# Start of Data shown
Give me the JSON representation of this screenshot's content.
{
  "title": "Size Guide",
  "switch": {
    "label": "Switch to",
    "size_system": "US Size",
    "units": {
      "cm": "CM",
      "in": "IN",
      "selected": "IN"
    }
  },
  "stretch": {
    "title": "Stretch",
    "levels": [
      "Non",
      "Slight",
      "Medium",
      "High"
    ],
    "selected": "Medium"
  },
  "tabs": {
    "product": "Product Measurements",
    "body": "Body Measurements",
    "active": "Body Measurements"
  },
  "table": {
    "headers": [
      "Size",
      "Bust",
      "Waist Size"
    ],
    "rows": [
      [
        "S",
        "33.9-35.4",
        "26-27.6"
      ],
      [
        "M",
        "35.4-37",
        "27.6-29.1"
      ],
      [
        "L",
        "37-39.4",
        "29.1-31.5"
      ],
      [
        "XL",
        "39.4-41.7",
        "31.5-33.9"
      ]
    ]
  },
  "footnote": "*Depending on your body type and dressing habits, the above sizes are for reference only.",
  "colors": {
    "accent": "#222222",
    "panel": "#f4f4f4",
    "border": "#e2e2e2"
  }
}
# End of Data shown
# Start of Data shown
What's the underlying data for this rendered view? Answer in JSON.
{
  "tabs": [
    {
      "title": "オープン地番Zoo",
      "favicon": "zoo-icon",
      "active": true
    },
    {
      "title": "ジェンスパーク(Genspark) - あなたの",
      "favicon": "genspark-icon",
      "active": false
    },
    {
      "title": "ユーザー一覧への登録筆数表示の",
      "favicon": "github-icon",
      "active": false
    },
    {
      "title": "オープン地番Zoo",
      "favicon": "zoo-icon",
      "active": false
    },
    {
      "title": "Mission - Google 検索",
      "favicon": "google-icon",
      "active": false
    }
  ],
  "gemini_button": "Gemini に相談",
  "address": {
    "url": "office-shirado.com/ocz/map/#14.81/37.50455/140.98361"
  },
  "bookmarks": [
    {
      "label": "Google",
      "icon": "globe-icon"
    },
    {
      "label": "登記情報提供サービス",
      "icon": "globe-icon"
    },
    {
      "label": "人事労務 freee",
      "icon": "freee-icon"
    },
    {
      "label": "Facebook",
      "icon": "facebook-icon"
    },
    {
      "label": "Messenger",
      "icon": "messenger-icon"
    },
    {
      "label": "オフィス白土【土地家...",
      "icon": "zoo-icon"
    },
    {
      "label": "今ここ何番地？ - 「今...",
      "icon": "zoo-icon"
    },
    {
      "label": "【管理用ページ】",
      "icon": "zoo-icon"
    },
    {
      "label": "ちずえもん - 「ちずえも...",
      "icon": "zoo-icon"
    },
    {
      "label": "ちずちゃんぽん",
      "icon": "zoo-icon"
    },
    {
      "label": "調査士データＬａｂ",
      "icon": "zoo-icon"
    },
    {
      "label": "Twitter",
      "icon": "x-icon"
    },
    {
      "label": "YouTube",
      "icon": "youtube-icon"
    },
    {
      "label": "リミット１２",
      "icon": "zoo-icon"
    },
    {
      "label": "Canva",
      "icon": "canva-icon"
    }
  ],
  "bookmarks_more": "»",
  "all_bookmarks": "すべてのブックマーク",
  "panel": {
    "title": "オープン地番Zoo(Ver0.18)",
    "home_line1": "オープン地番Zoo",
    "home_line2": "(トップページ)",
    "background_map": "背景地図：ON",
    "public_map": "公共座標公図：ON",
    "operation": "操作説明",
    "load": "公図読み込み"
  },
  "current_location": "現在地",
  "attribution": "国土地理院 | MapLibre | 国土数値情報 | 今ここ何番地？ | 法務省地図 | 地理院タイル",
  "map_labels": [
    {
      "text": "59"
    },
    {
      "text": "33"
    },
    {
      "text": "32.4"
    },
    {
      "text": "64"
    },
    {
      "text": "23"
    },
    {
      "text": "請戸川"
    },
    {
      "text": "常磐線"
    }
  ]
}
# End of Data shown
> **Task requirements**: Show all lines above holding "favicon".

> **Answer to this exercise**:
      "favicon": "zoo-icon",
      "favicon": "genspark-icon",
      "favicon": "github-icon",
      "favicon": "zoo-icon",
      "favicon": "google-icon",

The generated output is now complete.